» DATA EXTRACT:
⁂
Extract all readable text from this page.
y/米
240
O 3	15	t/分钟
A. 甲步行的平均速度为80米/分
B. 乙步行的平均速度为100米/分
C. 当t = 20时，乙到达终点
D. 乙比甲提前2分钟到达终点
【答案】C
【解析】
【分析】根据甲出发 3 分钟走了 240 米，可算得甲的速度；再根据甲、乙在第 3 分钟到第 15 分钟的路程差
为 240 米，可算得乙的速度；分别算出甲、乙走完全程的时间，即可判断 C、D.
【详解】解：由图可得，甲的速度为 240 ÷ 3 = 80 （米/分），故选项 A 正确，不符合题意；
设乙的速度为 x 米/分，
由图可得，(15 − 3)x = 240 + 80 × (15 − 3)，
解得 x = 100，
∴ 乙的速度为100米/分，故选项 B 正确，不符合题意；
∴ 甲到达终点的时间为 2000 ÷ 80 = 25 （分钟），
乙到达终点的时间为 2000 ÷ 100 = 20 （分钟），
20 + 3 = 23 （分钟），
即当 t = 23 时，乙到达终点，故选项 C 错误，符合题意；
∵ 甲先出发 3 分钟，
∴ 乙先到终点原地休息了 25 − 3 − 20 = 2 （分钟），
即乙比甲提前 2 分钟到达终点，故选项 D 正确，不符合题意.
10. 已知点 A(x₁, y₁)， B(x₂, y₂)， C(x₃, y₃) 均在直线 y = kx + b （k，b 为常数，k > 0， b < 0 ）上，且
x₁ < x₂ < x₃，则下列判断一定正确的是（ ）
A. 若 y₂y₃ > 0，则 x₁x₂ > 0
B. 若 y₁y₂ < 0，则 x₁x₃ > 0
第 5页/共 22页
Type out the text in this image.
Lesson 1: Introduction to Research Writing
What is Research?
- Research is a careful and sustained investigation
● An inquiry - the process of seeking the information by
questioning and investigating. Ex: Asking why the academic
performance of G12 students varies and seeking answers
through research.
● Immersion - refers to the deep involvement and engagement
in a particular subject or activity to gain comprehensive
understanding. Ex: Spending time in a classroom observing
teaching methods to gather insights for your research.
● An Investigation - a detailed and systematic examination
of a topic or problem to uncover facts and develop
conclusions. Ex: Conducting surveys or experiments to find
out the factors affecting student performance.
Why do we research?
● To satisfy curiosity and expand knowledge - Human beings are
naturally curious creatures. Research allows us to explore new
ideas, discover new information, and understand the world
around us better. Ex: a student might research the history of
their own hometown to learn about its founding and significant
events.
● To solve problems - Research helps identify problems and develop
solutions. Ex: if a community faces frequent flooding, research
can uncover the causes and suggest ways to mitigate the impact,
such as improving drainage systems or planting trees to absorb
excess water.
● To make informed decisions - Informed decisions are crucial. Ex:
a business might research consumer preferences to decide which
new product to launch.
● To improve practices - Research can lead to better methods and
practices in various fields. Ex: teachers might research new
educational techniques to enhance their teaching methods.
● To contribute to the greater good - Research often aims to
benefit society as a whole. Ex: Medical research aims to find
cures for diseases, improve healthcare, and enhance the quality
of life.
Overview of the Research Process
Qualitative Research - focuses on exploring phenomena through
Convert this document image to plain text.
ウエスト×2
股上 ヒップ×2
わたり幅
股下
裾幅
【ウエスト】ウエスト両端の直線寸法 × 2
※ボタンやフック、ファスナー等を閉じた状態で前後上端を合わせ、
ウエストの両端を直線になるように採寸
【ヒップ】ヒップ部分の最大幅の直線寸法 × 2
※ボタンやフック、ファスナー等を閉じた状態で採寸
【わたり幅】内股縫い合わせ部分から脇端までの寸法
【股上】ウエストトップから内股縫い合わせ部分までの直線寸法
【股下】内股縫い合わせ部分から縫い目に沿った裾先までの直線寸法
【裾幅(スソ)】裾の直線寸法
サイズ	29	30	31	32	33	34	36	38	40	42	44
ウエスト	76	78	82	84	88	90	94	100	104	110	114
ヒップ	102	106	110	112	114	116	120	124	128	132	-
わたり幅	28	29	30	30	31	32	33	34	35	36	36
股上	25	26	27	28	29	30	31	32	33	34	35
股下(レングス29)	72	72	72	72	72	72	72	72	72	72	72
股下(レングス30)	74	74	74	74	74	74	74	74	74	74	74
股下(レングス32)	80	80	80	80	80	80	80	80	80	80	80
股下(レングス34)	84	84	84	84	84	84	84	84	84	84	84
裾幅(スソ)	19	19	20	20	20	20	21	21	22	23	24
⁂
» PROBLEM STATEMENT:
Copy out each line exactly as written.

» WORKED ANSWER:
Extract all readable text from this page.
y/米
240
O 3	15	t/分钟
A. 甲步行的平均速度为80米/分
B. 乙步行的平均速度为100米/分
C. 当t = 20时，乙到达终点
D. 乙比甲提前2分钟到达终点
【答案】C
【解析】
【分析】根据甲出发 3 分钟走了 240 米，可算得甲的速度；再根据甲、乙在第 3 分钟到第 15 分钟的路程差
为 240 米，可算得乙的速度；分别算出甲、乙走完全程的时间，即可判断 C、D.
【详解】解：由图可得，甲的速度为 240 ÷ 3 = 80 （米/分），故选项 A 正确，不符合题意；
设乙的速度为 x 米/分，
由图可得，(15 − 3)x = 240 + 80 × (15 − 3)，
解得 x = 100，
∴ 乙的速度为100米/分，故选项 B 正确，不符合题意；
∴ 甲到达终点的时间为 2000 ÷ 80 = 25 （分钟），
乙到达终点的时间为 2000 ÷ 100 = 20 （分钟），
20 + 3 = 23 （分钟），
即当 t = 23 时，乙到达终点，故选项 C 错误，符合题意；
∵ 甲先出发 3 分钟，
∴ 乙先到终点原地休息了 25 − 3 − 20 = 2 （分钟），
即乙比甲提前 2 分钟到达终点，故选项 D 正确，不符合题意.
10. 已知点 A(x₁, y₁)， B(x₂, y₂)， C(x₃, y₃) 均在直线 y = kx + b （k，b 为常数，k > 0， b < 0 ）上，且
x₁ < x₂ < x₃，则下列判断一定正确的是（ ）
A. 若 y₂y₃ > 0，则 x₁x₂ > 0
B. 若 y₁y₂ < 0，则 x₁x₃ > 0
第 5页/共 22页
Type out the text in this image.
Lesson 1: Introduction to Research Writing
What is Research?
- Research is a careful and sustained investigation
● An inquiry - the process of seeking the information by
questioning and investigating. Ex: Asking why the academic
performance of G12 students varies and seeking answers
through research.
● Immersion - refers to the deep involvement and engagement
in a particular subject or activity to gain comprehensive
understanding. Ex: Spending time in a classroom observing
teaching methods to gather insights for your research.
● An Investigation - a detailed and systematic examination
of a topic or problem to uncover facts and develop
conclusions. Ex: Conducting surveys or experiments to find
out the factors affecting student performance.
Why do we research?
● To satisfy curiosity and expand knowledge - Human beings are
naturally curious creatures. Research allows us to explore new
ideas, discover new information, and understand the world
around us better. Ex: a student might research the history of
their own hometown to learn about its founding and significant
events.
● To solve problems - Research helps identify problems and develop
solutions. Ex: if a community faces frequent flooding, research
can uncover the causes and suggest ways to mitigate the impact,
such as improving drainage systems or planting trees to absorb
excess water.
● To make informed decisions - Informed decisions are crucial. Ex:
a business might research consumer preferences to decide which
new product to launch.
● To improve practices - Research can lead to better methods and
practices in various fields. Ex: teachers might research new
educational techniques to enhance their teaching methods.
● To contribute to the greater good - Research often aims to
benefit society as a whole. Ex: Medical research aims to find
cures for diseases, improve healthcare, and enhance the quality
of life.
Overview of the Research Process
Qualitative Research - focuses on exploring phenomena through
Convert this document image to plain text.
ウエスト×2
股上 ヒップ×2
わたり幅
股下
裾幅
【ウエスト】ウエスト両端の直線寸法 × 2
※ボタンやフック、ファスナー等を閉じた状態で前後上端を合わせ、
ウエストの両端を直線になるように採寸
【ヒップ】ヒップ部分の最大幅の直線寸法 × 2
※ボタンやフック、ファスナー等を閉じた状態で採寸
【わたり幅】内股縫い合わせ部分から脇端までの寸法
【股上】ウエストトップから内股縫い合わせ部分までの直線寸法
【股下】内股縫い合わせ部分から縫い目に沿った裾先までの直線寸法
【裾幅(スソ)】裾の直線寸法
サイズ	29	30	31	32	33	34	36	38	40	42	44
ウエスト	76	78	82	84	88	90	94	100	104	110	114
ヒップ	102	106	110	112	114	116	120	124	128	132	-
わたり幅	28	29	30	30	31	32	33	34	35	36	36
股上	25	26	27	28	29	30	31	32	33	34	35
股下(レングス29)	72	72	72	72	72	72	72	72	72	72	72
股下(レングス30)	74	74	74	74	74	74	74	74	74	74	74
股下(レングス32)	80	80	80	80	80	80	80	80	80	80	80
股下(レングス34)	84	84	84	84	84	84	84	84	84	84	84
裾幅(スソ)	19	19	20	20	20	20	21	21	22	23	24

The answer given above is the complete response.